— Start of EXTRACTED INFORMATION —

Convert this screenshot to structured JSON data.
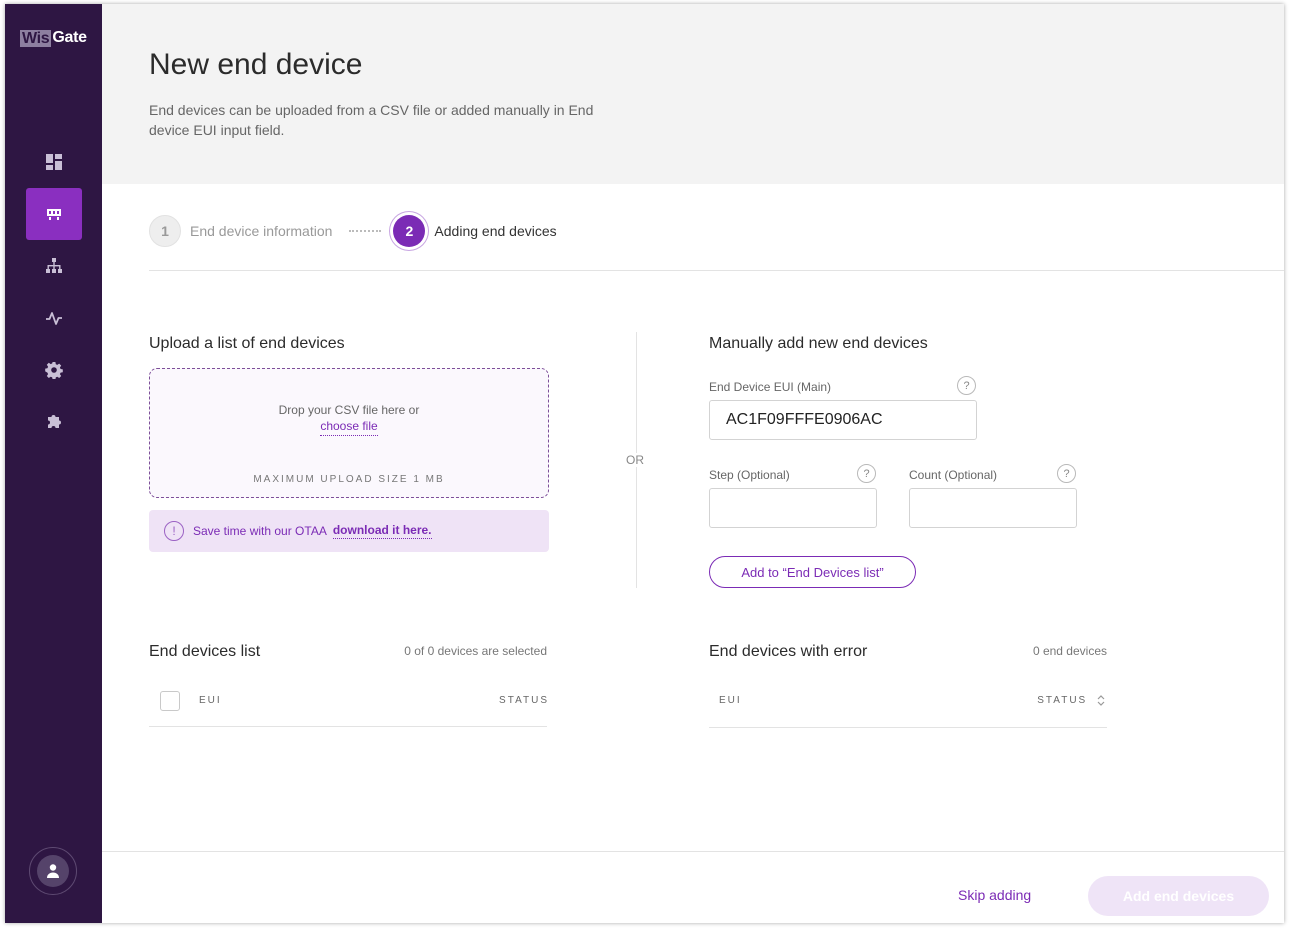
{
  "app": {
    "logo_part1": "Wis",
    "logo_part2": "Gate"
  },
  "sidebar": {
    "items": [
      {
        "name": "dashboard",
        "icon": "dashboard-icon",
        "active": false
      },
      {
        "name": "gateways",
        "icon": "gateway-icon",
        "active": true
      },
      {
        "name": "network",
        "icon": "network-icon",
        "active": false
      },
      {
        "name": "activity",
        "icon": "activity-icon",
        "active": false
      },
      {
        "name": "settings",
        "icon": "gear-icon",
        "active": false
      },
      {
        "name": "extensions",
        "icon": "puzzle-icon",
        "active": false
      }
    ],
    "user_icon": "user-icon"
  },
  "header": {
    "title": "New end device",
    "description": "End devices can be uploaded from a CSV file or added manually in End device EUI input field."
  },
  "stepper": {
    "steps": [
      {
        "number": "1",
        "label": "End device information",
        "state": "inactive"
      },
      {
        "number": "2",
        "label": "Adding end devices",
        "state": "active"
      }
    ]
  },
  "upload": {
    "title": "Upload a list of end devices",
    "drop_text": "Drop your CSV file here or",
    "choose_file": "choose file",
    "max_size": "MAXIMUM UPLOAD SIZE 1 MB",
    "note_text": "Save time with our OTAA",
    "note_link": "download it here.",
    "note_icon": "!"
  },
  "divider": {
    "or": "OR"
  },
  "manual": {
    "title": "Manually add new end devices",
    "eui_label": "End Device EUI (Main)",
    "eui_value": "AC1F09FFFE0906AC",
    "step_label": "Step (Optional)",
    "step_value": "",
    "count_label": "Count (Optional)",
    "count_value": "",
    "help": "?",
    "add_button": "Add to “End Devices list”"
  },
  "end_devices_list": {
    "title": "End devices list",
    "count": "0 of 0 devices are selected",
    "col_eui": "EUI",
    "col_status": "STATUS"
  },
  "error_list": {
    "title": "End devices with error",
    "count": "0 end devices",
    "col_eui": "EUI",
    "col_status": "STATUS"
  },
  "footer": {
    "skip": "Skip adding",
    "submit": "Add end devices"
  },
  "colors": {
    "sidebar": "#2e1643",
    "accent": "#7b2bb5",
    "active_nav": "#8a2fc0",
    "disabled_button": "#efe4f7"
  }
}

— End of EXTRACTED INFORMATION —

§ EXERCISE AIM
Give only the number of lines that include the word "name".

§ FINISHED EXERCISE
6